REQUIREMENTS: Take the data below and repeat it exactly.
START
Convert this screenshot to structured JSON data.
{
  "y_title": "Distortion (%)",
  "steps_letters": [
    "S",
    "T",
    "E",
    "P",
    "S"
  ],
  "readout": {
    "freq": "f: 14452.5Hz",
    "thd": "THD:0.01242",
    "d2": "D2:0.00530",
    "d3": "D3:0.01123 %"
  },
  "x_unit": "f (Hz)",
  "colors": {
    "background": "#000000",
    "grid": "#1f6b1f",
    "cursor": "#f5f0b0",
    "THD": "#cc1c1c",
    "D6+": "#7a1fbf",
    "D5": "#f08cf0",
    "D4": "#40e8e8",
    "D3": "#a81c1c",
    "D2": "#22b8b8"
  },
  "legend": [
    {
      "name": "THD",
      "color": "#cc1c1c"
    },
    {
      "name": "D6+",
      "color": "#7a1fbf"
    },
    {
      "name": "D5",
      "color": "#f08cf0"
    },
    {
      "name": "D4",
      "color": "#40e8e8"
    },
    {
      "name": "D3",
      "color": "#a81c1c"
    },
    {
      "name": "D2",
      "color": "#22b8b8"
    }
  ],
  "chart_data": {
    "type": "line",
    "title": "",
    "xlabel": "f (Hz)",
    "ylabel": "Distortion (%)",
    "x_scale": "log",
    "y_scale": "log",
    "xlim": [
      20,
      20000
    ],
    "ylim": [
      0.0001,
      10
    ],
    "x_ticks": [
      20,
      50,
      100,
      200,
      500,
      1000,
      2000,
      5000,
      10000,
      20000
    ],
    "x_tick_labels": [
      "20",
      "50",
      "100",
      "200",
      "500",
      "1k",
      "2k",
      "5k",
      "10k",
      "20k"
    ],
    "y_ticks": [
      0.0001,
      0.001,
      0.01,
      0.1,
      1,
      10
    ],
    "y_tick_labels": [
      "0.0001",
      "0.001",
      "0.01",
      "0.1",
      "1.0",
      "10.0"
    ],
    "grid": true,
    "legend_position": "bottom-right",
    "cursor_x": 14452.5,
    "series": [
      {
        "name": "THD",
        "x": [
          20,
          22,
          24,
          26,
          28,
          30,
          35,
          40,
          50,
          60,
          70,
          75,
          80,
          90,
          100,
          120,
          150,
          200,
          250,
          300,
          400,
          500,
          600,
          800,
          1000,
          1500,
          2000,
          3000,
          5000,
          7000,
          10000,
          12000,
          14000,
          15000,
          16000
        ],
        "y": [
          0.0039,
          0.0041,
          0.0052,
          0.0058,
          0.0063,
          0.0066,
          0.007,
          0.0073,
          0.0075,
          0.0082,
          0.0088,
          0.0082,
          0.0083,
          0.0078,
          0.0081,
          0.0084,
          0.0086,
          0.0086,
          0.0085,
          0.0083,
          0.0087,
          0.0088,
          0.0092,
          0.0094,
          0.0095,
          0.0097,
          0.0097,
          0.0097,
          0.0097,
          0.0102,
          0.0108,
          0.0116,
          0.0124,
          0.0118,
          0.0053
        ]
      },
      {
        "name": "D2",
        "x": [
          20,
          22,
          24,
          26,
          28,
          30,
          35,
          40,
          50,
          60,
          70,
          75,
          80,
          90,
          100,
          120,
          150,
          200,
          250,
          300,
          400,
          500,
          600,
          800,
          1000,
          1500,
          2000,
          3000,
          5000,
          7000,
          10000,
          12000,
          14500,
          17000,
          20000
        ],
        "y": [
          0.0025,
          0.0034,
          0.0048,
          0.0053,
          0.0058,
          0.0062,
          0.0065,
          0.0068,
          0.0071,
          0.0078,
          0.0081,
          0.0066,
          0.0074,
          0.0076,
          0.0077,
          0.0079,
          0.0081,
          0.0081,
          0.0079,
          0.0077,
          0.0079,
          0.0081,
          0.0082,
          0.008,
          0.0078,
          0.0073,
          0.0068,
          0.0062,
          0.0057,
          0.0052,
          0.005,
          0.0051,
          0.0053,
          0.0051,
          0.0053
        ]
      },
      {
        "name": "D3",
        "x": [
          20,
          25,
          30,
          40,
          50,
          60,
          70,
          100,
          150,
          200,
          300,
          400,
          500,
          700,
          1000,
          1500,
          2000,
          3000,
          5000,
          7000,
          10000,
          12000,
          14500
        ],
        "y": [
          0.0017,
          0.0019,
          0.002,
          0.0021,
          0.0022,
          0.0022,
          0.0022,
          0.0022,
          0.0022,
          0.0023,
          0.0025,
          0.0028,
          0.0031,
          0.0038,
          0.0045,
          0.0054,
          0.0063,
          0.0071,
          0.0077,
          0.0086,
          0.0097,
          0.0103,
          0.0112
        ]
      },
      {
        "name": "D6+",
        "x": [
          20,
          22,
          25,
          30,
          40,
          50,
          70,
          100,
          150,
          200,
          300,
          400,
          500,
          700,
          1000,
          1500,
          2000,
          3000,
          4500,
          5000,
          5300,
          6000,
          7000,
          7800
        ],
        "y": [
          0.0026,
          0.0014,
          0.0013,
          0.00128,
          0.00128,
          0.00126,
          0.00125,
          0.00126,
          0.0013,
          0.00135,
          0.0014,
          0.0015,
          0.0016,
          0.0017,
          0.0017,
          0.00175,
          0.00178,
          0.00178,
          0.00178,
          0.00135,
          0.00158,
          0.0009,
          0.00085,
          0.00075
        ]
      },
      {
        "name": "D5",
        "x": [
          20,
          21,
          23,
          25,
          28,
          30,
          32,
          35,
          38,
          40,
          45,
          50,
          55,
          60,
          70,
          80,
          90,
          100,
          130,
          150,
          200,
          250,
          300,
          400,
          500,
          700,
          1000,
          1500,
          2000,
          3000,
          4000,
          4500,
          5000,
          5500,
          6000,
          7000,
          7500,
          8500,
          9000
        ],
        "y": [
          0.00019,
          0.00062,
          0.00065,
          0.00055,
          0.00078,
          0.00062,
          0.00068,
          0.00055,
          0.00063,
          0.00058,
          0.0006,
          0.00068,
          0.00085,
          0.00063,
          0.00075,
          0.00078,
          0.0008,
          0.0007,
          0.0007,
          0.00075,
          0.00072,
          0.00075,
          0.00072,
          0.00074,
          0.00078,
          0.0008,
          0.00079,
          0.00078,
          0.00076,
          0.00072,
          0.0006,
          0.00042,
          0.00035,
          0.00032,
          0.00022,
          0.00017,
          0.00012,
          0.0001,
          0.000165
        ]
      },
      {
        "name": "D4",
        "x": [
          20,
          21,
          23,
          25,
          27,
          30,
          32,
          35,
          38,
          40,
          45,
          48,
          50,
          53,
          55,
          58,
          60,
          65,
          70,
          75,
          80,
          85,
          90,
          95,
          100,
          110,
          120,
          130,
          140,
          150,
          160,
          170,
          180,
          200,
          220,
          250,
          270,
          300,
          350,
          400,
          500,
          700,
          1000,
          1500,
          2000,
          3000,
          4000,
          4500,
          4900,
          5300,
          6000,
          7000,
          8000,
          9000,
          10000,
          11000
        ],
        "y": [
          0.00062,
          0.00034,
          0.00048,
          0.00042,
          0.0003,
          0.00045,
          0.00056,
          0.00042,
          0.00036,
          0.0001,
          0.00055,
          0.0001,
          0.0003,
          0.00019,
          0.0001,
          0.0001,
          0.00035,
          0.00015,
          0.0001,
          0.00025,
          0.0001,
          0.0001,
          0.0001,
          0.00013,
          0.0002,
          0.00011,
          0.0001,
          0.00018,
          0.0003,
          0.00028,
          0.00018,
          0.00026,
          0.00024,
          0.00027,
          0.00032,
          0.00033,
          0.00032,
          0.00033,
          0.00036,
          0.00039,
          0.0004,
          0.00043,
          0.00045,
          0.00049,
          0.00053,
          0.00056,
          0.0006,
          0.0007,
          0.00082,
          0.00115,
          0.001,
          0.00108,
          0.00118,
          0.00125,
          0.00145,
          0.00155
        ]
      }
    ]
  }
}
END
SOLUTION TO THIS TASK:
Convert this screenshot to structured JSON data.
{
  "y_title": "Distortion (%)",
  "steps_letters": [
    "S",
    "T",
    "E",
    "P",
    "S"
  ],
  "readout": {
    "freq": "f: 14452.5Hz",
    "thd": "THD:0.01242",
    "d2": "D2:0.00530",
    "d3": "D3:0.01123 %"
  },
  "x_unit": "f (Hz)",
  "colors": {
    "background": "#000000",
    "grid": "#1f6b1f",
    "cursor": "#f5f0b0",
    "THD": "#cc1c1c",
    "D6+": "#7a1fbf",
    "D5": "#f08cf0",
    "D4": "#40e8e8",
    "D3": "#a81c1c",
    "D2": "#22b8b8"
  },
  "legend": [
    {
      "name": "THD",
      "color": "#cc1c1c"
    },
    {
      "name": "D6+",
      "color": "#7a1fbf"
    },
    {
      "name": "D5",
      "color": "#f08cf0"
    },
    {
      "name": "D4",
      "color": "#40e8e8"
    },
    {
      "name": "D3",
      "color": "#a81c1c"
    },
    {
      "name": "D2",
      "color": "#22b8b8"
    }
  ],
  "chart_data": {
    "type": "line",
    "title": "",
    "xlabel": "f (Hz)",
    "ylabel": "Distortion (%)",
    "x_scale": "log",
    "y_scale": "log",
    "xlim": [
      20,
      20000
    ],
    "ylim": [
      0.0001,
      10
    ],
    "x_ticks": [
      20,
      50,
      100,
      200,
      500,
      1000,
      2000,
      5000,
      10000,
      20000
    ],
    "x_tick_labels": [
      "20",
      "50",
      "100",
      "200",
      "500",
      "1k",
      "2k",
      "5k",
      "10k",
      "20k"
    ],
    "y_ticks": [
      0.0001,
      0.001,
      0.01,
      0.1,
      1,
      10
    ],
    "y_tick_labels": [
      "0.0001",
      "0.001",
      "0.01",
      "0.1",
      "1.0",
      "10.0"
    ],
    "grid": true,
    "legend_position": "bottom-right",
    "cursor_x": 14452.5,
    "series": [
      {
        "name": "THD",
        "x": [
          20,
          22,
          24,
          26,
          28,
          30,
          35,
          40,
          50,
          60,
          70,
          75,
          80,
          90,
          100,
          120,
          150,
          200,
          250,
          300,
          400,
          500,
          600,
          800,
          1000,
          1500,
          2000,
          3000,
          5000,
          7000,
          10000,
          12000,
          14000,
          15000,
          16000
        ],
        "y": [
          0.0039,
          0.0041,
          0.0052,
          0.0058,
          0.0063,
          0.0066,
          0.007,
          0.0073,
          0.0075,
          0.0082,
          0.0088,
          0.0082,
          0.0083,
          0.0078,
          0.0081,
          0.0084,
          0.0086,
          0.0086,
          0.0085,
          0.0083,
          0.0087,
          0.0088,
          0.0092,
          0.0094,
          0.0095,
          0.0097,
          0.0097,
          0.0097,
          0.0097,
          0.0102,
          0.0108,
          0.0116,
          0.0124,
          0.0118,
          0.0053
        ]
      },
      {
        "name": "D2",
        "x": [
          20,
          22,
          24,
          26,
          28,
          30,
          35,
          40,
          50,
          60,
          70,
          75,
          80,
          90,
          100,
          120,
          150,
          200,
          250,
          300,
          400,
          500,
          600,
          800,
          1000,
          1500,
          2000,
          3000,
          5000,
          7000,
          10000,
          12000,
          14500,
          17000,
          20000
        ],
        "y": [
          0.0025,
          0.0034,
          0.0048,
          0.0053,
          0.0058,
          0.0062,
          0.0065,
          0.0068,
          0.0071,
          0.0078,
          0.0081,
          0.0066,
          0.0074,
          0.0076,
          0.0077,
          0.0079,
          0.0081,
          0.0081,
          0.0079,
          0.0077,
          0.0079,
          0.0081,
          0.0082,
          0.008,
          0.0078,
          0.0073,
          0.0068,
          0.0062,
          0.0057,
          0.0052,
          0.005,
          0.0051,
          0.0053,
          0.0051,
          0.0053
        ]
      },
      {
        "name": "D3",
        "x": [
          20,
          25,
          30,
          40,
          50,
          60,
          70,
          100,
          150,
          200,
          300,
          400,
          500,
          700,
          1000,
          1500,
          2000,
          3000,
          5000,
          7000,
          10000,
          12000,
          14500
        ],
        "y": [
          0.0017,
          0.0019,
          0.002,
          0.0021,
          0.0022,
          0.0022,
          0.0022,
          0.0022,
          0.0022,
          0.0023,
          0.0025,
          0.0028,
          0.0031,
          0.0038,
          0.0045,
          0.0054,
          0.0063,
          0.0071,
          0.0077,
          0.0086,
          0.0097,
          0.0103,
          0.0112
        ]
      },
      {
        "name": "D6+",
        "x": [
          20,
          22,
          25,
          30,
          40,
          50,
          70,
          100,
          150,
          200,
          300,
          400,
          500,
          700,
          1000,
          1500,
          2000,
          3000,
          4500,
          5000,
          5300,
          6000,
          7000,
          7800
        ],
        "y": [
          0.0026,
          0.0014,
          0.0013,
          0.00128,
          0.00128,
          0.00126,
          0.00125,
          0.00126,
          0.0013,
          0.00135,
          0.0014,
          0.0015,
          0.0016,
          0.0017,
          0.0017,
          0.00175,
          0.00178,
          0.00178,
          0.00178,
          0.00135,
          0.00158,
          0.0009,
          0.00085,
          0.00075
        ]
      },
      {
        "name": "D5",
        "x": [
          20,
          21,
          23,
          25,
          28,
          30,
          32,
          35,
          38,
          40,
          45,
          50,
          55,
          60,
          70,
          80,
          90,
          100,
          130,
          150,
          200,
          250,
          300,
          400,
          500,
          700,
          1000,
          1500,
          2000,
          3000,
          4000,
          4500,
          5000,
          5500,
          6000,
          7000,
          7500,
          8500,
          9000
        ],
        "y": [
          0.00019,
          0.00062,
          0.00065,
          0.00055,
          0.00078,
          0.00062,
          0.00068,
          0.00055,
          0.00063,
          0.00058,
          0.0006,
          0.00068,
          0.00085,
          0.00063,
          0.00075,
          0.00078,
          0.0008,
          0.0007,
          0.0007,
          0.00075,
          0.00072,
          0.00075,
          0.00072,
          0.00074,
          0.00078,
          0.0008,
          0.00079,
          0.00078,
          0.00076,
          0.00072,
          0.0006,
          0.00042,
          0.00035,
          0.00032,
          0.00022,
          0.00017,
          0.00012,
          0.0001,
          0.000165
        ]
      },
      {
        "name": "D4",
        "x": [
          20,
          21,
          23,
          25,
          27,
          30,
          32,
          35,
          38,
          40,
          45,
          48,
          50,
          53,
          55,
          58,
          60,
          65,
          70,
          75,
          80,
          85,
          90,
          95,
          100,
          110,
          120,
          130,
          140,
          150,
          160,
          170,
          180,
          200,
          220,
          250,
          270,
          300,
          350,
          400,
          500,
          700,
          1000,
          1500,
          2000,
          3000,
          4000,
          4500,
          4900,
          5300,
          6000,
          7000,
          8000,
          9000,
          10000,
          11000
        ],
        "y": [
          0.00062,
          0.00034,
          0.00048,
          0.00042,
          0.0003,
          0.00045,
          0.00056,
          0.00042,
          0.00036,
          0.0001,
          0.00055,
          0.0001,
          0.0003,
          0.00019,
          0.0001,
          0.0001,
          0.00035,
          0.00015,
          0.0001,
          0.00025,
          0.0001,
          0.0001,
          0.0001,
          0.00013,
          0.0002,
          0.00011,
          0.0001,
          0.00018,
          0.0003,
          0.00028,
          0.00018,
          0.00026,
          0.00024,
          0.00027,
          0.00032,
          0.00033,
          0.00032,
          0.00033,
          0.00036,
          0.00039,
          0.0004,
          0.00043,
          0.00045,
          0.00049,
          0.00053,
          0.00056,
          0.0006,
          0.0007,
          0.00082,
          0.00115,
          0.001,
          0.00108,
          0.00118,
          0.00125,
          0.00145,
          0.00155
        ]
      }
    ]
  }
}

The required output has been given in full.